## Short exercise:
Restate the full set of records exactly, without adding or dropping a word.

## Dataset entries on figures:
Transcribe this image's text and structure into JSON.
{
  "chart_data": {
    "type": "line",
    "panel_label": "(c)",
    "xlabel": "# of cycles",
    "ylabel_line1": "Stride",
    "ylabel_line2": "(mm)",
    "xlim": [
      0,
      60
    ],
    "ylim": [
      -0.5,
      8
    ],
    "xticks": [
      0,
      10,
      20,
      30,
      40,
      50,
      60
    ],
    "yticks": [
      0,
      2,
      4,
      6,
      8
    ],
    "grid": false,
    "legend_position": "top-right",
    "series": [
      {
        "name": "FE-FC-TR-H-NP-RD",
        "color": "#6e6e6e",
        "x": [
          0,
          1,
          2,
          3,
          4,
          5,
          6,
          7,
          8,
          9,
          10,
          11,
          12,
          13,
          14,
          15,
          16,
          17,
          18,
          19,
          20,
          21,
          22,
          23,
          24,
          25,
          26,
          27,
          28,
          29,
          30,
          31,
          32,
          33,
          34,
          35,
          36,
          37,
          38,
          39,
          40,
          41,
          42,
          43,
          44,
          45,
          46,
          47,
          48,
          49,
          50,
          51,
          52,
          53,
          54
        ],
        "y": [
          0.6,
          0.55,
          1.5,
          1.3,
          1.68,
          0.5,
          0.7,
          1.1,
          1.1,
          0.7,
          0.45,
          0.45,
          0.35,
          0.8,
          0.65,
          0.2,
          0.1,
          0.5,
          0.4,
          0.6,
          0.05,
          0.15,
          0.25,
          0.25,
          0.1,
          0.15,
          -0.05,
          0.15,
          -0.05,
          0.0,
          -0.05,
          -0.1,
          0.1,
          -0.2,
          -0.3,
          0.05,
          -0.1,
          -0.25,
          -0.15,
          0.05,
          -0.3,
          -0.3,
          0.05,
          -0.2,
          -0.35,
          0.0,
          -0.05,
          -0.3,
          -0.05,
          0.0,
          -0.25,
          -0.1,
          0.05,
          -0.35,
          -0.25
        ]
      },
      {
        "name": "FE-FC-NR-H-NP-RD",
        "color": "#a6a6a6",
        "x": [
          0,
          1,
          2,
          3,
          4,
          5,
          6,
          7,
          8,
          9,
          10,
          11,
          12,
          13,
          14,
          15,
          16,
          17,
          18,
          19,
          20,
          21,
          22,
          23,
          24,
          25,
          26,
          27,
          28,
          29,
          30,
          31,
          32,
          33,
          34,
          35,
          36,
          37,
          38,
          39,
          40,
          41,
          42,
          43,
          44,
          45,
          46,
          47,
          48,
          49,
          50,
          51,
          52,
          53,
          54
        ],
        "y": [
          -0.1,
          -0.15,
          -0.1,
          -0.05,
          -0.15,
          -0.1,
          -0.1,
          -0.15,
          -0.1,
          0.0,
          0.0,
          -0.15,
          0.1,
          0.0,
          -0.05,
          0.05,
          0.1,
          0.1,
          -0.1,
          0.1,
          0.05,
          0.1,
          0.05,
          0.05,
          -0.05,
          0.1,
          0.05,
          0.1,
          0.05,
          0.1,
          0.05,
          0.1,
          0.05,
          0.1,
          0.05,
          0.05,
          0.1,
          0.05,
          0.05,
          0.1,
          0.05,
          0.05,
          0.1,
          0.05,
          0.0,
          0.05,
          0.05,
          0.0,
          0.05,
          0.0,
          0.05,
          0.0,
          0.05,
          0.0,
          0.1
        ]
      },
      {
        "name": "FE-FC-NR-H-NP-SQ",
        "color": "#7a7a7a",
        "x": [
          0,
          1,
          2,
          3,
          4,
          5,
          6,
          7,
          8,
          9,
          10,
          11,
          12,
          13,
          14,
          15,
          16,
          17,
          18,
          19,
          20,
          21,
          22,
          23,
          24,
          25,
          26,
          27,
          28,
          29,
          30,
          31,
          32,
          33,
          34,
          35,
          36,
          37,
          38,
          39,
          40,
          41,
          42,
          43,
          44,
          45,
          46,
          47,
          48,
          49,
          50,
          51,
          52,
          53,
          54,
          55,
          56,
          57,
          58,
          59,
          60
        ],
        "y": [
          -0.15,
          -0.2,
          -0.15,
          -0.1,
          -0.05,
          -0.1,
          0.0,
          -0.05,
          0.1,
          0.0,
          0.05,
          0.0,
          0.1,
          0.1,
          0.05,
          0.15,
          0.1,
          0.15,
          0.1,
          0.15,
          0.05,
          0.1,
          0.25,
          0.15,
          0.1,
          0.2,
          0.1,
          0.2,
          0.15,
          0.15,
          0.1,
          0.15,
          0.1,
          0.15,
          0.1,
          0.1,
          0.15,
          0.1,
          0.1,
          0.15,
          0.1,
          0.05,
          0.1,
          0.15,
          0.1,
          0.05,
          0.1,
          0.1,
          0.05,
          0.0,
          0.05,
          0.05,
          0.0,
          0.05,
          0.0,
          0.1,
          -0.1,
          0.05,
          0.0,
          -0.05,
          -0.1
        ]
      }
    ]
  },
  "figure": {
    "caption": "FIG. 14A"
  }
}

## Solution to this problem:
Transcribe this image's text and structure into JSON.
{
  "chart_data": {
    "type": "line",
    "panel_label": "(c)",
    "xlabel": "# of cycles",
    "ylabel_line1": "Stride",
    "ylabel_line2": "(mm)",
    "xlim": [
      0,
      60
    ],
    "ylim": [
      -0.5,
      8
    ],
    "xticks": [
      0,
      10,
      20,
      30,
      40,
      50,
      60
    ],
    "yticks": [
      0,
      2,
      4,
      6,
      8
    ],
    "grid": false,
    "legend_position": "top-right",
    "series": [
      {
        "name": "FE-FC-TR-H-NP-RD",
        "color": "#6e6e6e",
        "x": [
          0,
          1,
          2,
          3,
          4,
          5,
          6,
          7,
          8,
          9,
          10,
          11,
          12,
          13,
          14,
          15,
          16,
          17,
          18,
          19,
          20,
          21,
          22,
          23,
          24,
          25,
          26,
          27,
          28,
          29,
          30,
          31,
          32,
          33,
          34,
          35,
          36,
          37,
          38,
          39,
          40,
          41,
          42,
          43,
          44,
          45,
          46,
          47,
          48,
          49,
          50,
          51,
          52,
          53,
          54
        ],
        "y": [
          0.6,
          0.55,
          1.5,
          1.3,
          1.68,
          0.5,
          0.7,
          1.1,
          1.1,
          0.7,
          0.45,
          0.45,
          0.35,
          0.8,
          0.65,
          0.2,
          0.1,
          0.5,
          0.4,
          0.6,
          0.05,
          0.15,
          0.25,
          0.25,
          0.1,
          0.15,
          -0.05,
          0.15,
          -0.05,
          0.0,
          -0.05,
          -0.1,
          0.1,
          -0.2,
          -0.3,
          0.05,
          -0.1,
          -0.25,
          -0.15,
          0.05,
          -0.3,
          -0.3,
          0.05,
          -0.2,
          -0.35,
          0.0,
          -0.05,
          -0.3,
          -0.05,
          0.0,
          -0.25,
          -0.1,
          0.05,
          -0.35,
          -0.25
        ]
      },
      {
        "name": "FE-FC-NR-H-NP-RD",
        "color": "#a6a6a6",
        "x": [
          0,
          1,
          2,
          3,
          4,
          5,
          6,
          7,
          8,
          9,
          10,
          11,
          12,
          13,
          14,
          15,
          16,
          17,
          18,
          19,
          20,
          21,
          22,
          23,
          24,
          25,
          26,
          27,
          28,
          29,
          30,
          31,
          32,
          33,
          34,
          35,
          36,
          37,
          38,
          39,
          40,
          41,
          42,
          43,
          44,
          45,
          46,
          47,
          48,
          49,
          50,
          51,
          52,
          53,
          54
        ],
        "y": [
          -0.1,
          -0.15,
          -0.1,
          -0.05,
          -0.15,
          -0.1,
          -0.1,
          -0.15,
          -0.1,
          0.0,
          0.0,
          -0.15,
          0.1,
          0.0,
          -0.05,
          0.05,
          0.1,
          0.1,
          -0.1,
          0.1,
          0.05,
          0.1,
          0.05,
          0.05,
          -0.05,
          0.1,
          0.05,
          0.1,
          0.05,
          0.1,
          0.05,
          0.1,
          0.05,
          0.1,
          0.05,
          0.05,
          0.1,
          0.05,
          0.05,
          0.1,
          0.05,
          0.05,
          0.1,
          0.05,
          0.0,
          0.05,
          0.05,
          0.0,
          0.05,
          0.0,
          0.05,
          0.0,
          0.05,
          0.0,
          0.1
        ]
      },
      {
        "name": "FE-FC-NR-H-NP-SQ",
        "color": "#7a7a7a",
        "x": [
          0,
          1,
          2,
          3,
          4,
          5,
          6,
          7,
          8,
          9,
          10,
          11,
          12,
          13,
          14,
          15,
          16,
          17,
          18,
          19,
          20,
          21,
          22,
          23,
          24,
          25,
          26,
          27,
          28,
          29,
          30,
          31,
          32,
          33,
          34,
          35,
          36,
          37,
          38,
          39,
          40,
          41,
          42,
          43,
          44,
          45,
          46,
          47,
          48,
          49,
          50,
          51,
          52,
          53,
          54,
          55,
          56,
          57,
          58,
          59,
          60
        ],
        "y": [
          -0.15,
          -0.2,
          -0.15,
          -0.1,
          -0.05,
          -0.1,
          0.0,
          -0.05,
          0.1,
          0.0,
          0.05,
          0.0,
          0.1,
          0.1,
          0.05,
          0.15,
          0.1,
          0.15,
          0.1,
          0.15,
          0.05,
          0.1,
          0.25,
          0.15,
          0.1,
          0.2,
          0.1,
          0.2,
          0.15,
          0.15,
          0.1,
          0.15,
          0.1,
          0.15,
          0.1,
          0.1,
          0.15,
          0.1,
          0.1,
          0.15,
          0.1,
          0.05,
          0.1,
          0.15,
          0.1,
          0.05,
          0.1,
          0.1,
          0.05,
          0.0,
          0.05,
          0.05,
          0.0,
          0.05,
          0.0,
          0.1,
          -0.1,
          0.05,
          0.0,
          -0.05,
          -0.1
        ]
      }
    ]
  },
  "figure": {
    "caption": "FIG. 14A"
  }
}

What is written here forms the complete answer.